# [Exercise instructions]
Output the records exactly. Include every line.

# [Rows from a dataset]
_ _ _ _

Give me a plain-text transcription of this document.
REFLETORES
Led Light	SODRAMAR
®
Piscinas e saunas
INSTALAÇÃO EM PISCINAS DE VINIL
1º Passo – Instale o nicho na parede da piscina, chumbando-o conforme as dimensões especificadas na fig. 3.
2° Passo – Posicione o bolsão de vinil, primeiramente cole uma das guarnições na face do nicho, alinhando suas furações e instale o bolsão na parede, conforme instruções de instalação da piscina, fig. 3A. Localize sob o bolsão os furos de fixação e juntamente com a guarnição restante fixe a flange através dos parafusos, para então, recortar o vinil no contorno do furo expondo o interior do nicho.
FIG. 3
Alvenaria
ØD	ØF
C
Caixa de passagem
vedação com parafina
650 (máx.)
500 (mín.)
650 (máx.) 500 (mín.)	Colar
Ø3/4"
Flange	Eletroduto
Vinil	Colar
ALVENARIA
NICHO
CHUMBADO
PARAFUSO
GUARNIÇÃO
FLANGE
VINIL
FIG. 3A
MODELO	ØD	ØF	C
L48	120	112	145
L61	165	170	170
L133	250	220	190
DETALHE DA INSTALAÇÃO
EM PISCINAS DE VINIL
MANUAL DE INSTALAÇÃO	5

_ _ _ _

# [Solved exercise]
Give me a plain-text transcription of this document.
REFLETORES
Led Light	SODRAMAR
®
Piscinas e saunas
INSTALAÇÃO EM PISCINAS DE VINIL
1º Passo – Instale o nicho na parede da piscina, chumbando-o conforme as dimensões especificadas na fig. 3.
2° Passo – Posicione o bolsão de vinil, primeiramente cole uma das guarnições na face do nicho, alinhando suas furações e instale o bolsão na parede, conforme instruções de instalação da piscina, fig. 3A. Localize sob o bolsão os furos de fixação e juntamente com a guarnição restante fixe a flange através dos parafusos, para então, recortar o vinil no contorno do furo expondo o interior do nicho.
FIG. 3
Alvenaria
ØD	ØF
C
Caixa de passagem
vedação com parafina
650 (máx.)
500 (mín.)
650 (máx.) 500 (mín.)	Colar
Ø3/4"
Flange	Eletroduto
Vinil	Colar
ALVENARIA
NICHO
CHUMBADO
PARAFUSO
GUARNIÇÃO
FLANGE
VINIL
FIG. 3A
MODELO	ØD	ØF	C
L48	120	112	145
L61	165	170	170
L133	250	220	190
DETALHE DA INSTALAÇÃO
EM PISCINAS DE VINIL
MANUAL DE INSTALAÇÃO	5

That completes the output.